Dataset excerpts -
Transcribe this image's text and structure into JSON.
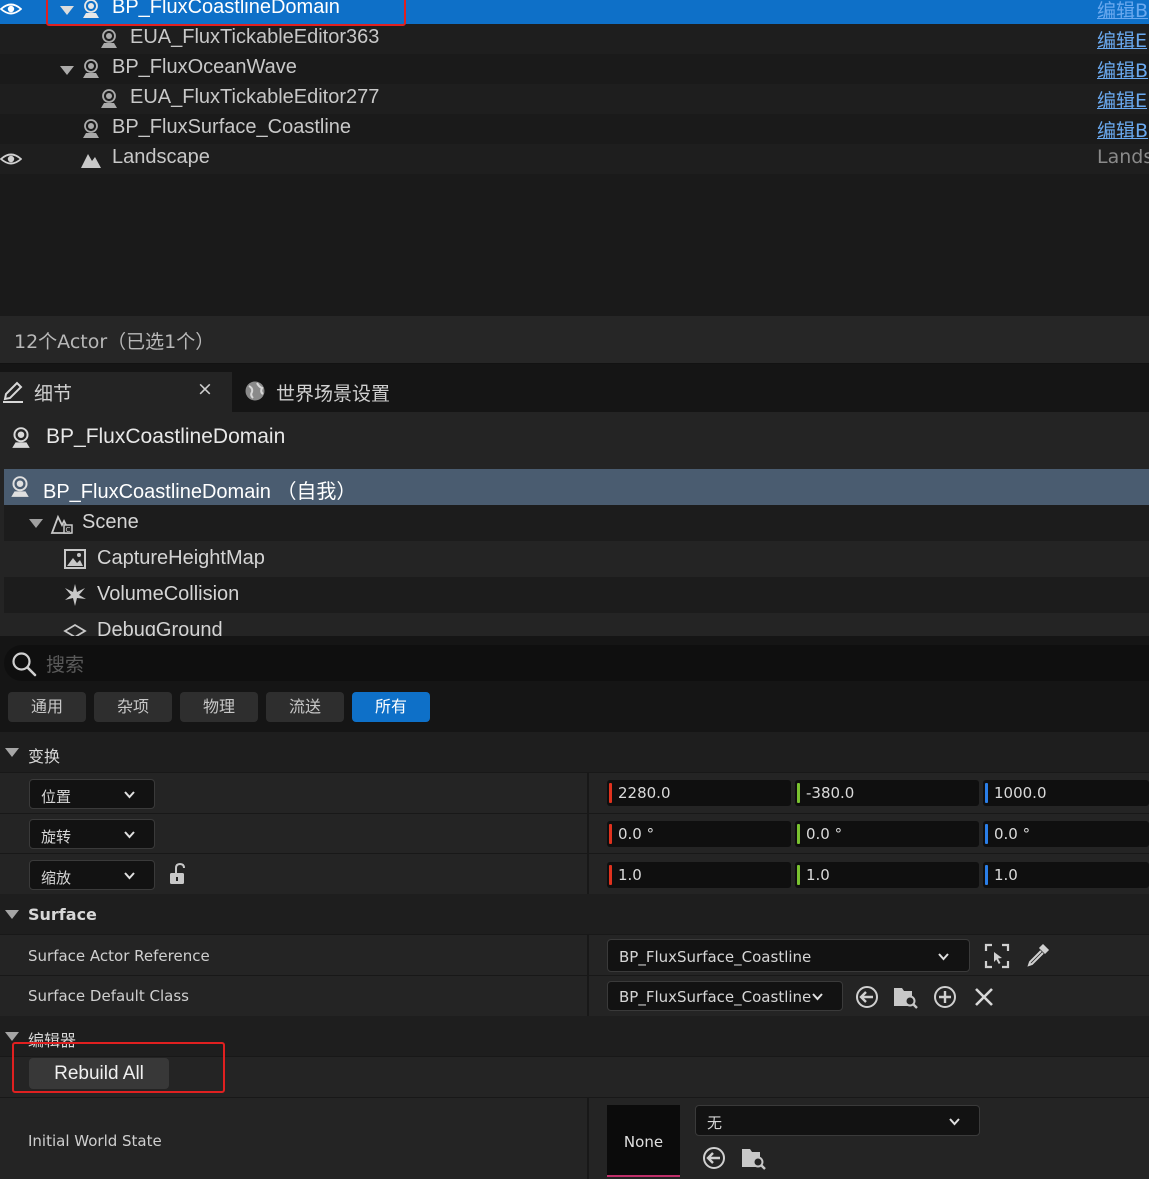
{
  "outliner": {
    "rows": [
      {
        "label": "BP_FluxCoastlineDomain",
        "type": "编辑B"
      },
      {
        "label": "EUA_FluxTickableEditor363",
        "type": "编辑E"
      },
      {
        "label": "BP_FluxOceanWave",
        "type": "编辑B"
      },
      {
        "label": "EUA_FluxTickableEditor277",
        "type": "编辑E"
      },
      {
        "label": "BP_FluxSurface_Coastline",
        "type": "编辑B"
      },
      {
        "label": "Landscape",
        "type": "Lands"
      }
    ],
    "status": "12个Actor（已选1个）"
  },
  "tabs": {
    "details": "细节",
    "close": "×",
    "world": "世界场景设置"
  },
  "details": {
    "actor_name": "BP_FluxCoastlineDomain",
    "components": [
      {
        "label": "BP_FluxCoastlineDomain （自我）"
      },
      {
        "label": "Scene"
      },
      {
        "label": "CaptureHeightMap"
      },
      {
        "label": "VolumeCollision"
      },
      {
        "label": "DebugGround"
      }
    ],
    "search_placeholder": "搜索",
    "filters": [
      "通用",
      "杂项",
      "物理",
      "流送",
      "所有"
    ],
    "transform": {
      "title": "变换",
      "location": {
        "label": "位置",
        "x": "2280.0",
        "y": "-380.0",
        "z": "1000.0"
      },
      "rotation": {
        "label": "旋转",
        "x": "0.0 °",
        "y": "0.0 °",
        "z": "0.0 °"
      },
      "scale": {
        "label": "缩放",
        "x": "1.0",
        "y": "1.0",
        "z": "1.0"
      }
    },
    "surface": {
      "title": "Surface",
      "actor_ref_label": "Surface Actor Reference",
      "actor_ref_value": "BP_FluxSurface_Coastline",
      "default_class_label": "Surface Default Class",
      "default_class_value": "BP_FluxSurface_Coastline"
    },
    "editor": {
      "title": "编辑器",
      "rebuild_label": "Rebuild All"
    },
    "world_state": {
      "label": "Initial World State",
      "thumb": "None",
      "value": "无"
    }
  },
  "colors": {
    "selection": "#0e70c8",
    "axis_x": "#e0321e",
    "axis_y": "#7ac230",
    "axis_z": "#2a7ee8",
    "highlight": "#e02020"
  }
}
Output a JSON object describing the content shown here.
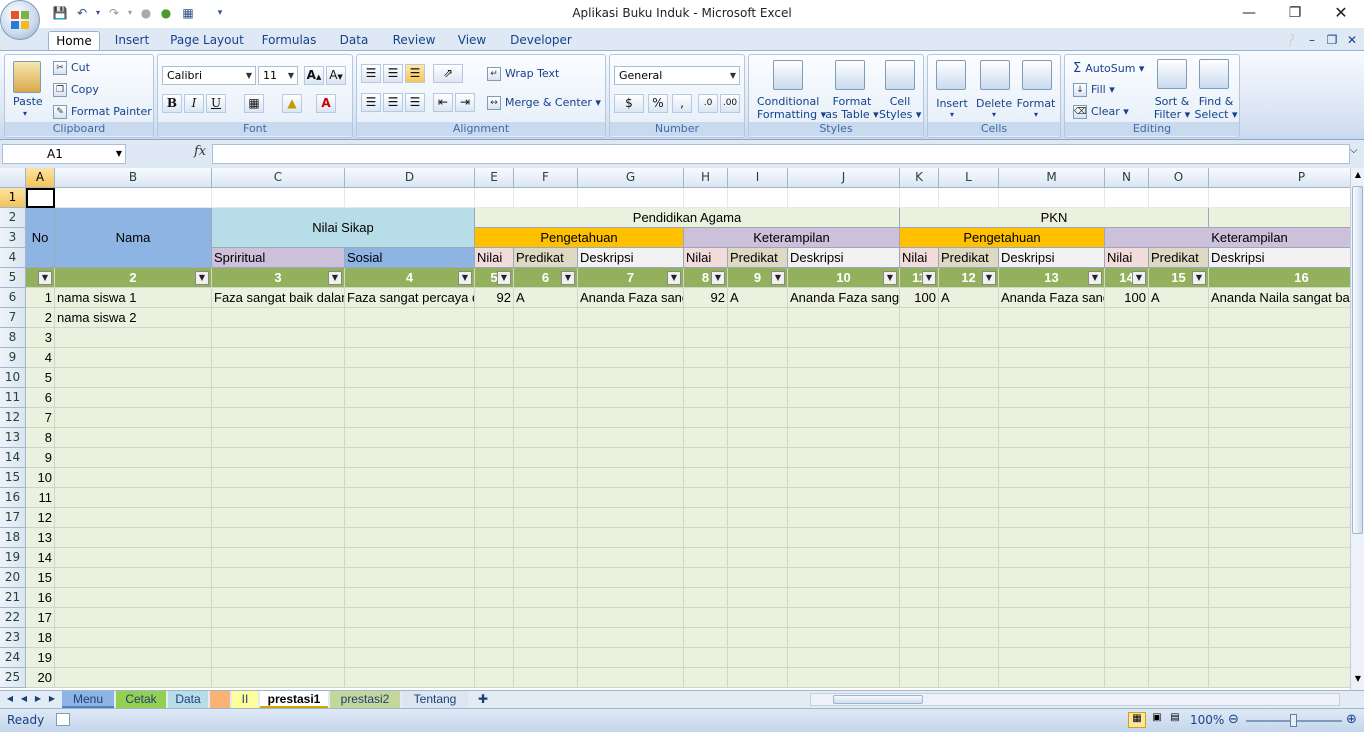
{
  "window": {
    "title": "Aplikasi Buku Induk - Microsoft Excel"
  },
  "tabs": [
    "Home",
    "Insert",
    "Page Layout",
    "Formulas",
    "Data",
    "Review",
    "View",
    "Developer"
  ],
  "clipboard": {
    "paste": "Paste",
    "cut": "Cut",
    "copy": "Copy",
    "format_painter": "Format Painter",
    "label": "Clipboard"
  },
  "font": {
    "name": "Calibri",
    "size": "11",
    "label": "Font"
  },
  "alignment": {
    "wrap_text": "Wrap Text",
    "merge_center": "Merge & Center",
    "label": "Alignment"
  },
  "number": {
    "format": "General",
    "label": "Number"
  },
  "styles": {
    "conditional_1": "Conditional",
    "conditional_2": "Formatting",
    "format_table_1": "Format",
    "format_table_2": "as Table",
    "cell_styles_1": "Cell",
    "cell_styles_2": "Styles",
    "label": "Styles"
  },
  "cells": {
    "insert": "Insert",
    "delete": "Delete",
    "format": "Format",
    "label": "Cells"
  },
  "editing": {
    "autosum": "AutoSum",
    "fill": "Fill",
    "clear": "Clear",
    "sort_1": "Sort &",
    "sort_2": "Filter",
    "find_1": "Find &",
    "find_2": "Select",
    "label": "Editing"
  },
  "formula_bar": {
    "name_box": "A1",
    "fx": "fx",
    "value": ""
  },
  "columns": [
    "A",
    "B",
    "C",
    "D",
    "E",
    "F",
    "G",
    "H",
    "I",
    "J",
    "K",
    "L",
    "M",
    "N",
    "O",
    "P"
  ],
  "rows": [
    "1",
    "2",
    "3",
    "4",
    "5",
    "6",
    "7",
    "8",
    "9",
    "10",
    "11",
    "12",
    "13",
    "14",
    "15",
    "16",
    "17",
    "18",
    "19",
    "20",
    "21",
    "22",
    "23",
    "24",
    "25"
  ],
  "sheet": {
    "no": "No",
    "nama": "Nama",
    "nilai_sikap": "Nilai Sikap",
    "spiritual": "Spriritual",
    "sosial": "Sosial",
    "pend_agama": "Pendidikan Agama",
    "pkn": "PKN",
    "pengetahuan": "Pengetahuan",
    "keterampilan": "Keterampilan",
    "nilai": "Nilai",
    "predikat": "Predikat",
    "deskripsi": "Deskripsi",
    "colnums": [
      "2",
      "3",
      "4",
      "5",
      "6",
      "7",
      "8",
      "9",
      "10",
      "11",
      "12",
      "13",
      "14",
      "15",
      "16"
    ],
    "row6": {
      "no": "1",
      "nama": "nama siswa 1",
      "spiritual": "Faza sangat baik dalam",
      "sosial": "Faza sangat percaya diri",
      "e": "92",
      "f": "A",
      "g": "Ananda Faza sangat",
      "h": "92",
      "i": "A",
      "j": "Ananda Faza sangat",
      "k": "100",
      "l": "A",
      "m": "Ananda Faza sangat",
      "n": "100",
      "o": "A",
      "p": "Ananda Naila sangat baik"
    },
    "row7": {
      "no": "2",
      "nama": "nama siswa 2"
    },
    "numbers": [
      "3",
      "4",
      "5",
      "6",
      "7",
      "8",
      "9",
      "10",
      "11",
      "12",
      "13",
      "14",
      "15",
      "16",
      "17",
      "18",
      "19",
      "20"
    ]
  },
  "sheet_tabs": [
    "Menu",
    "Cetak",
    "Data",
    "II",
    "prestasi1",
    "prestasi2",
    "Tentang"
  ],
  "status": {
    "ready": "Ready",
    "zoom": "100%"
  },
  "colors": {
    "accent": "#15428b",
    "header_green": "#93b05c",
    "cell_green": "#ebf1de",
    "orange": "#ffc000",
    "lavender": "#ccc0da",
    "blue_header": "#8db4e2",
    "light_blue": "#b7dee8"
  }
}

What is being asked - Omit the pictures and output all of the other material exactly.

Answer for the task -
Transcribe this image's text and structure into JSON.
{
  "outliner": {
    "rows": [
      {
        "label": "BP_FluxCoastlineDomain",
        "type": "编辑B"
      },
      {
        "label": "EUA_FluxTickableEditor363",
        "type": "编辑E"
      },
      {
        "label": "BP_FluxOceanWave",
        "type": "编辑B"
      },
      {
        "label": "EUA_FluxTickableEditor277",
        "type": "编辑E"
      },
      {
        "label": "BP_FluxSurface_Coastline",
        "type": "编辑B"
      },
      {
        "label": "Landscape",
        "type": "Lands"
      }
    ],
    "status": "12个Actor（已选1个）"
  },
  "tabs": {
    "details": "细节",
    "close": "×",
    "world": "世界场景设置"
  },
  "details": {
    "actor_name": "BP_FluxCoastlineDomain",
    "components": [
      {
        "label": "BP_FluxCoastlineDomain （自我）"
      },
      {
        "label": "Scene"
      },
      {
        "label": "CaptureHeightMap"
      },
      {
        "label": "VolumeCollision"
      },
      {
        "label": "DebugGround"
      }
    ],
    "search_placeholder": "搜索",
    "filters": [
      "通用",
      "杂项",
      "物理",
      "流送",
      "所有"
    ],
    "transform": {
      "title": "变换",
      "location": {
        "label": "位置",
        "x": "2280.0",
        "y": "-380.0",
        "z": "1000.0"
      },
      "rotation": {
        "label": "旋转",
        "x": "0.0 °",
        "y": "0.0 °",
        "z": "0.0 °"
      },
      "scale": {
        "label": "缩放",
        "x": "1.0",
        "y": "1.0",
        "z": "1.0"
      }
    },
    "surface": {
      "title": "Surface",
      "actor_ref_label": "Surface Actor Reference",
      "actor_ref_value": "BP_FluxSurface_Coastline",
      "default_class_label": "Surface Default Class",
      "default_class_value": "BP_FluxSurface_Coastline"
    },
    "editor": {
      "title": "编辑器",
      "rebuild_label": "Rebuild All"
    },
    "world_state": {
      "label": "Initial World State",
      "thumb": "None",
      "value": "无"
    }
  },
  "colors": {
    "selection": "#0e70c8",
    "axis_x": "#e0321e",
    "axis_y": "#7ac230",
    "axis_z": "#2a7ee8",
    "highlight": "#e02020"
  }
}
Output a JSON object describing the content shown here.
{
  "window": {
    "title": "Aplikasi Buku Induk - Microsoft Excel"
  },
  "tabs": [
    "Home",
    "Insert",
    "Page Layout",
    "Formulas",
    "Data",
    "Review",
    "View",
    "Developer"
  ],
  "clipboard": {
    "paste": "Paste",
    "cut": "Cut",
    "copy": "Copy",
    "format_painter": "Format Painter",
    "label": "Clipboard"
  },
  "font": {
    "name": "Calibri",
    "size": "11",
    "label": "Font"
  },
  "alignment": {
    "wrap_text": "Wrap Text",
    "merge_center": "Merge & Center",
    "label": "Alignment"
  },
  "number": {
    "format": "General",
    "label": "Number"
  },
  "styles": {
    "conditional_1": "Conditional",
    "conditional_2": "Formatting",
    "format_table_1": "Format",
    "format_table_2": "as Table",
    "cell_styles_1": "Cell",
    "cell_styles_2": "Styles",
    "label": "Styles"
  },
  "cells": {
    "insert": "Insert",
    "delete": "Delete",
    "format": "Format",
    "label": "Cells"
  },
  "editing": {
    "autosum": "AutoSum",
    "fill": "Fill",
    "clear": "Clear",
    "sort_1": "Sort &",
    "sort_2": "Filter",
    "find_1": "Find &",
    "find_2": "Select",
    "label": "Editing"
  },
  "formula_bar": {
    "name_box": "A1",
    "fx": "fx",
    "value": ""
  },
  "columns": [
    "A",
    "B",
    "C",
    "D",
    "E",
    "F",
    "G",
    "H",
    "I",
    "J",
    "K",
    "L",
    "M",
    "N",
    "O",
    "P"
  ],
  "rows": [
    "1",
    "2",
    "3",
    "4",
    "5",
    "6",
    "7",
    "8",
    "9",
    "10",
    "11",
    "12",
    "13",
    "14",
    "15",
    "16",
    "17",
    "18",
    "19",
    "20",
    "21",
    "22",
    "23",
    "24",
    "25"
  ],
  "sheet": {
    "no": "No",
    "nama": "Nama",
    "nilai_sikap": "Nilai Sikap",
    "spiritual": "Spriritual",
    "sosial": "Sosial",
    "pend_agama": "Pendidikan Agama",
    "pkn": "PKN",
    "pengetahuan": "Pengetahuan",
    "keterampilan": "Keterampilan",
    "nilai": "Nilai",
    "predikat": "Predikat",
    "deskripsi": "Deskripsi",
    "colnums": [
      "2",
      "3",
      "4",
      "5",
      "6",
      "7",
      "8",
      "9",
      "10",
      "11",
      "12",
      "13",
      "14",
      "15",
      "16"
    ],
    "row6": {
      "no": "1",
      "nama": "nama siswa 1",
      "spiritual": "Faza sangat baik dalam",
      "sosial": "Faza sangat percaya diri",
      "e": "92",
      "f": "A",
      "g": "Ananda Faza sangat",
      "h": "92",
      "i": "A",
      "j": "Ananda Faza sangat",
      "k": "100",
      "l": "A",
      "m": "Ananda Faza sangat",
      "n": "100",
      "o": "A",
      "p": "Ananda Naila sangat baik"
    },
    "row7": {
      "no": "2",
      "nama": "nama siswa 2"
    },
    "numbers": [
      "3",
      "4",
      "5",
      "6",
      "7",
      "8",
      "9",
      "10",
      "11",
      "12",
      "13",
      "14",
      "15",
      "16",
      "17",
      "18",
      "19",
      "20"
    ]
  },
  "sheet_tabs": [
    "Menu",
    "Cetak",
    "Data",
    "II",
    "prestasi1",
    "prestasi2",
    "Tentang"
  ],
  "status": {
    "ready": "Ready",
    "zoom": "100%"
  },
  "colors": {
    "accent": "#15428b",
    "header_green": "#93b05c",
    "cell_green": "#ebf1de",
    "orange": "#ffc000",
    "lavender": "#ccc0da",
    "blue_header": "#8db4e2",
    "light_blue": "#b7dee8"
  }
}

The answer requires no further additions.